Data records
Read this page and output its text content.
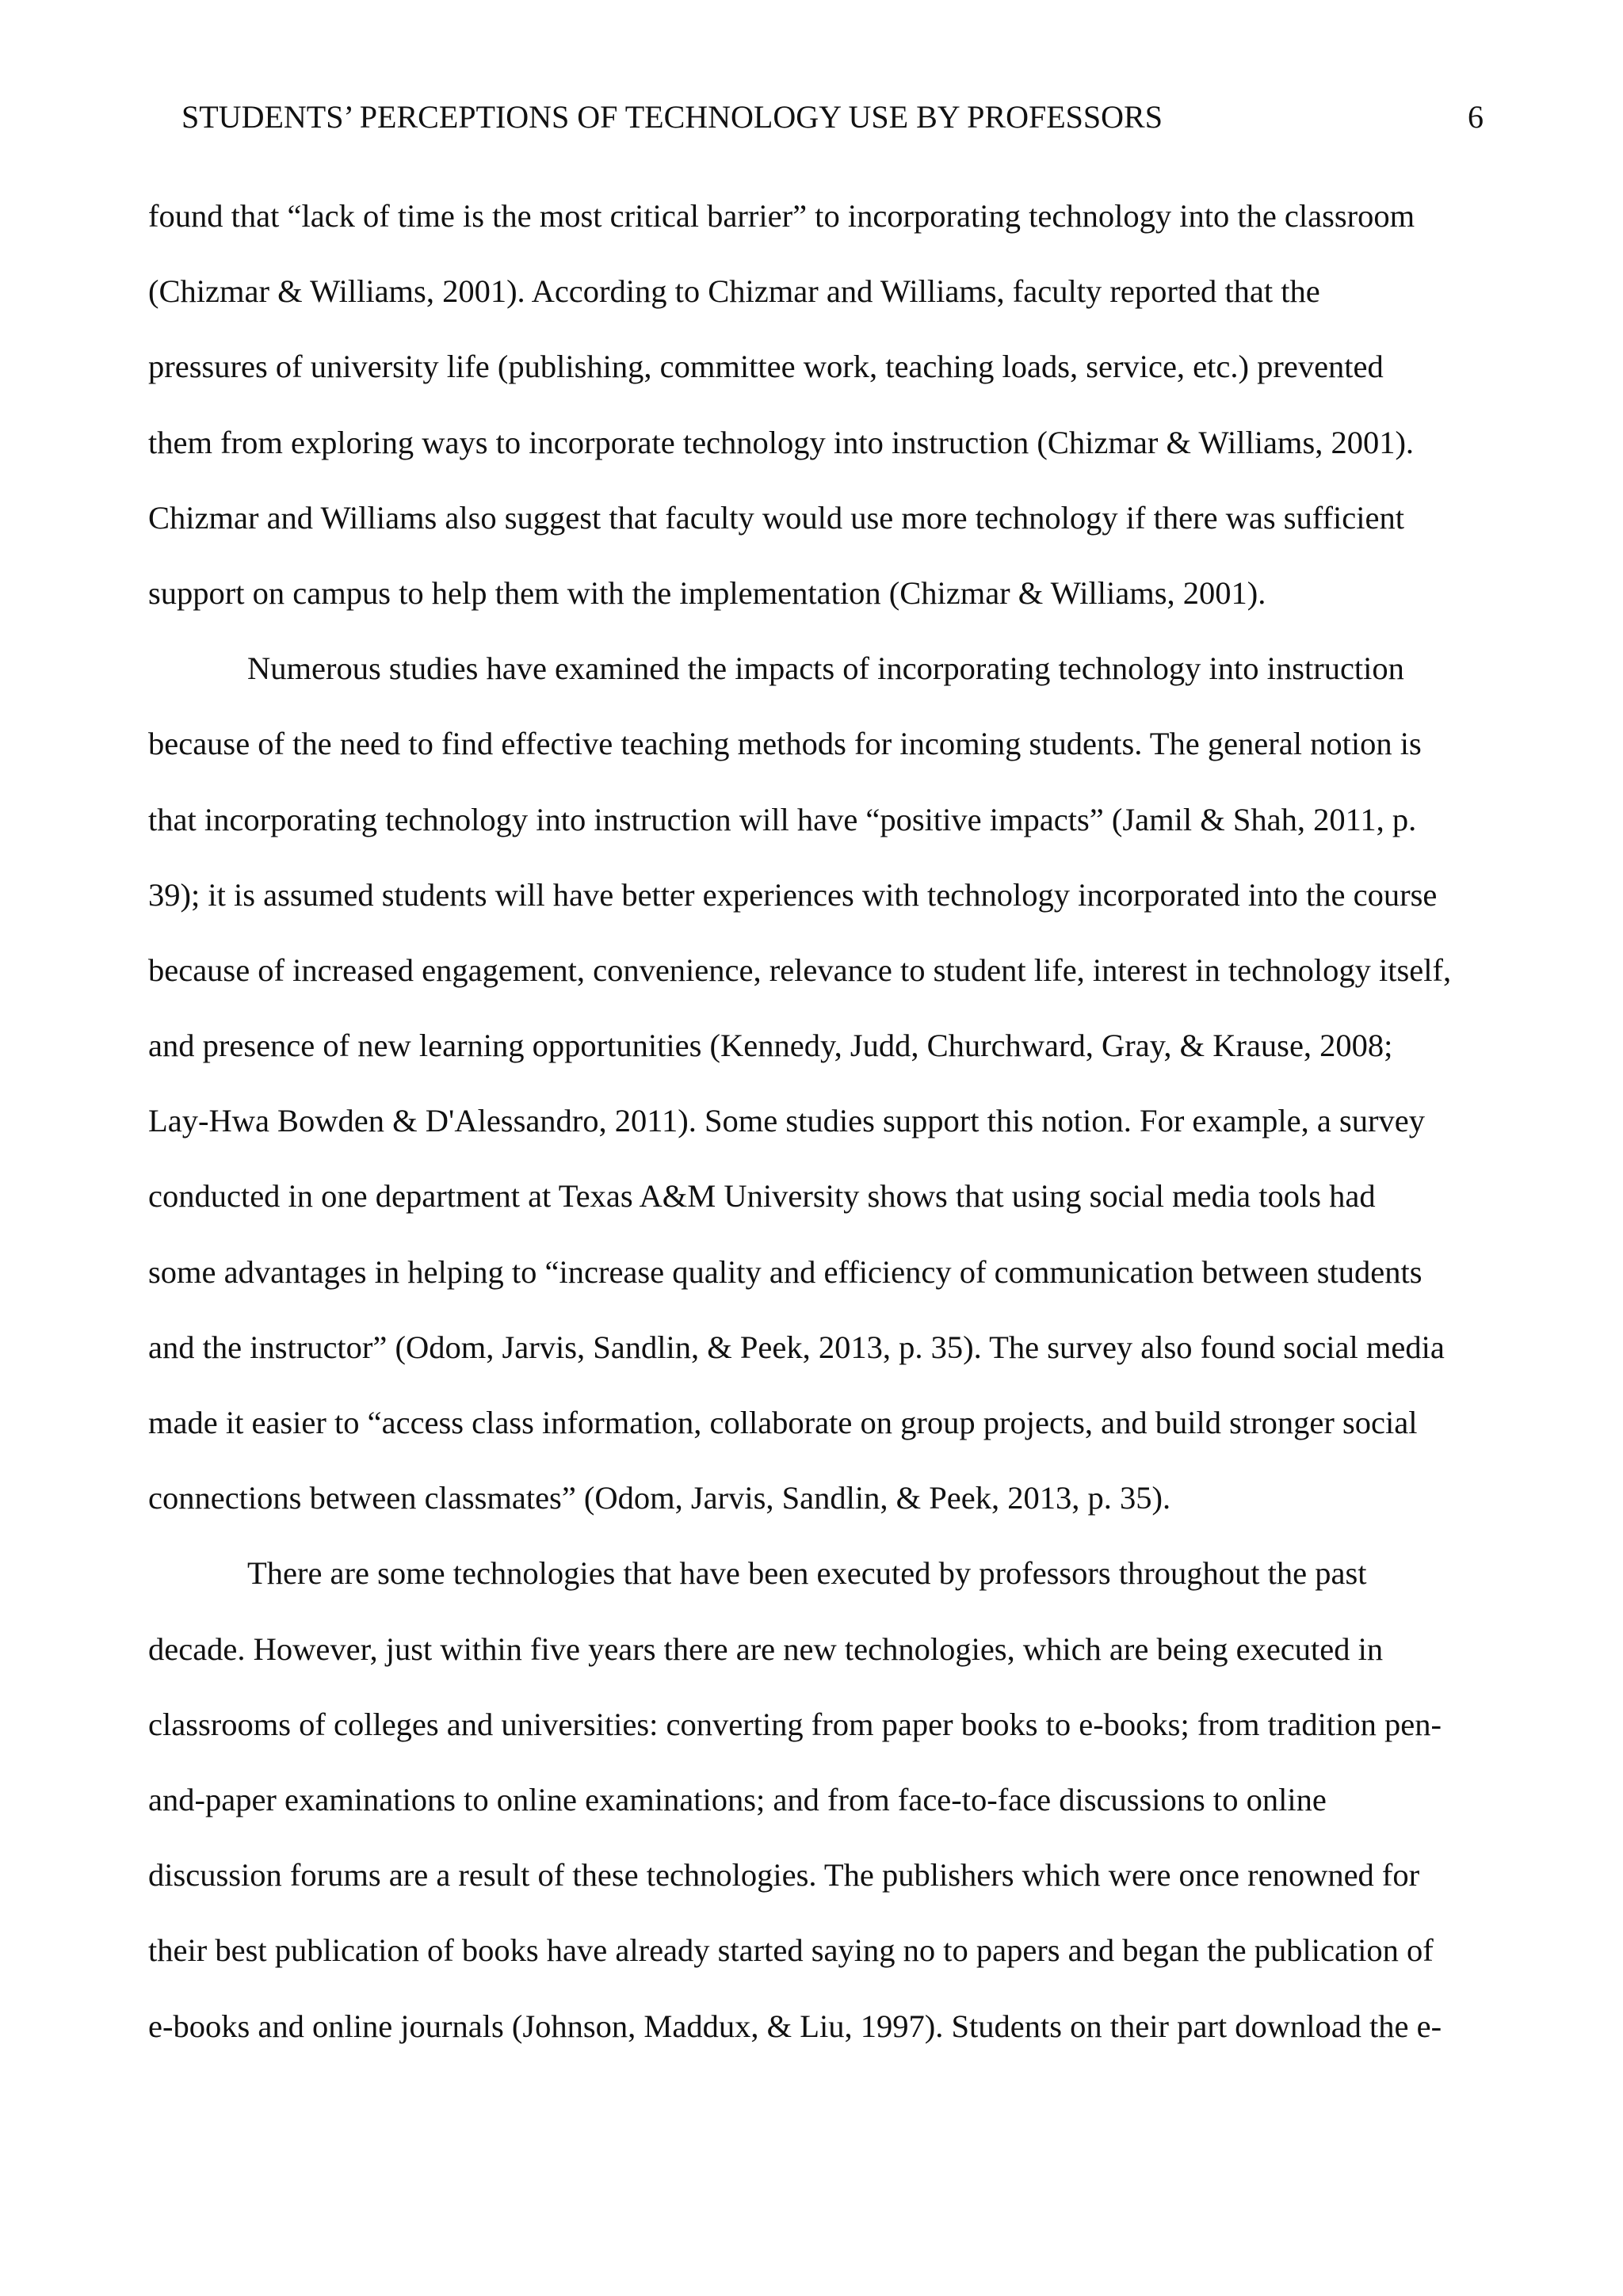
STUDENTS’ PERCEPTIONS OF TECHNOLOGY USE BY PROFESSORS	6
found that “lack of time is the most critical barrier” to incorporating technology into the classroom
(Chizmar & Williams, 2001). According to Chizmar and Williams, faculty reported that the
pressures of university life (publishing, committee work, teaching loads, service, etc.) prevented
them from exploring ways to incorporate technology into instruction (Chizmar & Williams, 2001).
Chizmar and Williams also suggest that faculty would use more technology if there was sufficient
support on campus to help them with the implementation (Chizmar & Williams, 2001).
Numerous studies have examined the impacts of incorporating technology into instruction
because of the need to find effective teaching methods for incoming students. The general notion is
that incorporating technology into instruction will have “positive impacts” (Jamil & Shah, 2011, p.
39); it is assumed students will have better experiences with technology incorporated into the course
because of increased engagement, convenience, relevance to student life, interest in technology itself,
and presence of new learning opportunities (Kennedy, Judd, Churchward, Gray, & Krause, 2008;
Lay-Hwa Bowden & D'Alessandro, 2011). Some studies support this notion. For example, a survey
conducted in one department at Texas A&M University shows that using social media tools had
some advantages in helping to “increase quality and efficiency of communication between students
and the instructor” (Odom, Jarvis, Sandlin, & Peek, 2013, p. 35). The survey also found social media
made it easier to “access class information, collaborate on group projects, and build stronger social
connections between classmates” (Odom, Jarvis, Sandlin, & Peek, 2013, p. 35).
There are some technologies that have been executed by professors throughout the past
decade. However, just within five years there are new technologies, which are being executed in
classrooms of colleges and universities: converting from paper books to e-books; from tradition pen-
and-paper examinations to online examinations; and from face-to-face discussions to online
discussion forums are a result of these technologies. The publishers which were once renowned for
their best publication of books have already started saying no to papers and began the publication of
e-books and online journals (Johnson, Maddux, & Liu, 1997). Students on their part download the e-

...

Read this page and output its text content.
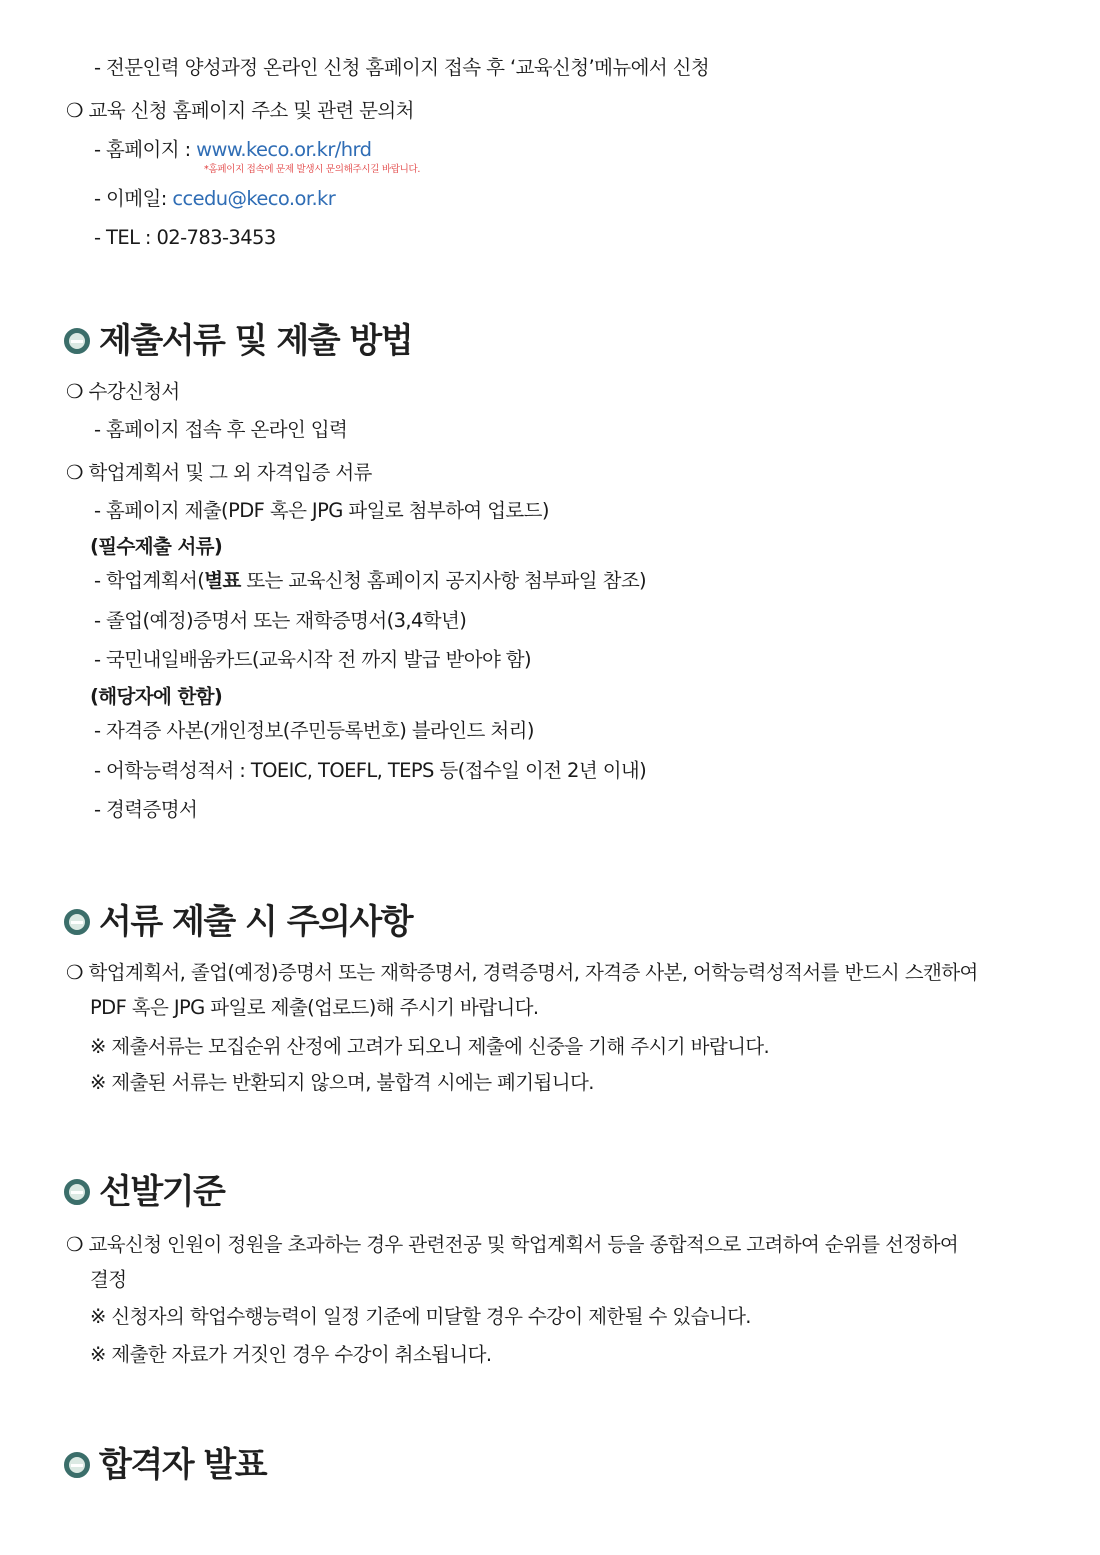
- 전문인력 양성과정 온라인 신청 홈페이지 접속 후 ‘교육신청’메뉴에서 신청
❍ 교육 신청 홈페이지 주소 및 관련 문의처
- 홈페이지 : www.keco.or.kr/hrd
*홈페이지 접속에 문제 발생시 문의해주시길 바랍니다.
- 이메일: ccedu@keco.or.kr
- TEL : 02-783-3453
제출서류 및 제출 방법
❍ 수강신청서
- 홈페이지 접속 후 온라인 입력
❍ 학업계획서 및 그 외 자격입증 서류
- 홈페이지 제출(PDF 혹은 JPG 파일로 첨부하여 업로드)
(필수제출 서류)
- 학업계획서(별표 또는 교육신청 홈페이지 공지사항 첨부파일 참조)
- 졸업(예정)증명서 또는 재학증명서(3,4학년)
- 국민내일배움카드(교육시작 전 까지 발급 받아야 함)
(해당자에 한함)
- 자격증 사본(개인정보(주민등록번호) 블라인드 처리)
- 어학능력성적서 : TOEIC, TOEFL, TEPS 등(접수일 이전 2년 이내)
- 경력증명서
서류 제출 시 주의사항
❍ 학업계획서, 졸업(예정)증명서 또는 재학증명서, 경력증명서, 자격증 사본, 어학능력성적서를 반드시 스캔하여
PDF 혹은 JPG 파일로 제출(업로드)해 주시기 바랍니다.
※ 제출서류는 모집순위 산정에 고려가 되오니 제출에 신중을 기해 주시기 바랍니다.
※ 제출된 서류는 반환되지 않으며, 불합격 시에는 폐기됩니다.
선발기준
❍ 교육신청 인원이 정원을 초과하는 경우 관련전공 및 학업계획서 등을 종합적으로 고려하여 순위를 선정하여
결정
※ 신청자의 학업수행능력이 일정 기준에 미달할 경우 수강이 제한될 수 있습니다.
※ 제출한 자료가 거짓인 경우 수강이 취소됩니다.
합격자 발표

▶ **Directions for this task**
Find all lines holding the string "have" and copy them.

▶ **Full solution**
Numerous studies have examined the impacts of incorporating technology into instruction
that incorporating technology into instruction will have “positive impacts” (Jamil & Shah, 2011, p.
39); it is assumed students will have better experiences with technology incorporated into the course
There are some technologies that have been executed by professors throughout the past
their best publication of books have already started saying no to papers and began the publication of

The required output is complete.